> [Exercise details]: Work out the number of lines with "Services" in them. Reply with that number and no other words.

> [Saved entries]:
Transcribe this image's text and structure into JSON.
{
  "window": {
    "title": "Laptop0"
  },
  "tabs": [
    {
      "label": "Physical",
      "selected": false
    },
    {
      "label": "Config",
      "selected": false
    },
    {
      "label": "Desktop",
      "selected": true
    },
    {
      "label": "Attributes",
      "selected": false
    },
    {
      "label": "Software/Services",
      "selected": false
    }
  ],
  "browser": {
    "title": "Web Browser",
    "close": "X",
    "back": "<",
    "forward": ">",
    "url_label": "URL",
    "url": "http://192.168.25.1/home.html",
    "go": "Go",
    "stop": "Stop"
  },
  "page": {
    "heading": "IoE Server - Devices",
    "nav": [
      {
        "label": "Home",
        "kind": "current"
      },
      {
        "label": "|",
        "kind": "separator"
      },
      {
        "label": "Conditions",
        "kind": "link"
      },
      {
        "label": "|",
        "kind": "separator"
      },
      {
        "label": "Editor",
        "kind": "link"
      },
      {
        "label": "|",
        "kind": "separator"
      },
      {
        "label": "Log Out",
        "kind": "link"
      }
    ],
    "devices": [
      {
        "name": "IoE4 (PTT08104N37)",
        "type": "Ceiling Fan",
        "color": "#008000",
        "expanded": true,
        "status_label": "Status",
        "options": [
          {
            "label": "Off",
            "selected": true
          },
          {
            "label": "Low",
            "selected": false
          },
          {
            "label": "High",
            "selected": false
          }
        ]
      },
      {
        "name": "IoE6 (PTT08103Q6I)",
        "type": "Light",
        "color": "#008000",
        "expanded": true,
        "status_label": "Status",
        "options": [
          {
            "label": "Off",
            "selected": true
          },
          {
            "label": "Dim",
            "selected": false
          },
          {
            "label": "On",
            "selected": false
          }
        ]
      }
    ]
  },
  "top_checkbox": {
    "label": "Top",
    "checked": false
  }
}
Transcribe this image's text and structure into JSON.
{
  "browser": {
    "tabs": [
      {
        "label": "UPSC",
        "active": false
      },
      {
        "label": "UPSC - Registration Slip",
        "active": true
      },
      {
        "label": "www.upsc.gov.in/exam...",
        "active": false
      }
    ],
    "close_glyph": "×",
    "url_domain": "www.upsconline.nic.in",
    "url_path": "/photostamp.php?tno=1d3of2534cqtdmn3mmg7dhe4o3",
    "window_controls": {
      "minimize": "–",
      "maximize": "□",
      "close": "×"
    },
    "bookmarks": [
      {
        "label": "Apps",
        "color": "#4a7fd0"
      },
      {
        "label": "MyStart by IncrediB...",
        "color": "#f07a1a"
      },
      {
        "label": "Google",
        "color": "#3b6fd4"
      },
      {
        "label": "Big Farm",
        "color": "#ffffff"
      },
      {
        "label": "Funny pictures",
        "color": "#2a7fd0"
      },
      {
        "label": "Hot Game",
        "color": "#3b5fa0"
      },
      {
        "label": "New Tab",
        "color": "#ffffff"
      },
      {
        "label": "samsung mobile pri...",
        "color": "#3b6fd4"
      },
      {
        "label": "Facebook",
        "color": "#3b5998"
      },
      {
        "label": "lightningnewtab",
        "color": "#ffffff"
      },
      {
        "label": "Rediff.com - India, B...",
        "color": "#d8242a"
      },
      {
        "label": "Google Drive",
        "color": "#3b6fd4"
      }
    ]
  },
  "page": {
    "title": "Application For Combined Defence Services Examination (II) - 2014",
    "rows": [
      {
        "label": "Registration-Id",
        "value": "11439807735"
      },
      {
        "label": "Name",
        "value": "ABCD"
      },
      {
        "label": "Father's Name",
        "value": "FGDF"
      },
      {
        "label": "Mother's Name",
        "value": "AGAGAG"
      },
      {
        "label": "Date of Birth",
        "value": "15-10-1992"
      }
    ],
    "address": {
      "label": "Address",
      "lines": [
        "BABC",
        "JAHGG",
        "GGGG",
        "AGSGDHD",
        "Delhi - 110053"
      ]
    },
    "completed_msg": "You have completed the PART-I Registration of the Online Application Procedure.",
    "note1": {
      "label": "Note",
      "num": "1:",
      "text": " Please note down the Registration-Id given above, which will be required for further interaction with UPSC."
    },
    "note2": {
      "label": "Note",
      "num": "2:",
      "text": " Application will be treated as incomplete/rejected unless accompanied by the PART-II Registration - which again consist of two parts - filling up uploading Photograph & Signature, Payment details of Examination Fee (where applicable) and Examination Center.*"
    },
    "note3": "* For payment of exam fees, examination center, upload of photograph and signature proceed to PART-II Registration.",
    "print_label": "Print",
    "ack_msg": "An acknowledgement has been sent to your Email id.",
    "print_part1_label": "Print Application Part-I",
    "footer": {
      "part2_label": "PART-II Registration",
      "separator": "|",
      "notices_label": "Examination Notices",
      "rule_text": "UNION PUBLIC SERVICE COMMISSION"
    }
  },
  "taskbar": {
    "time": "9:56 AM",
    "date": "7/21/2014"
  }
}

> [Exercise output]: 2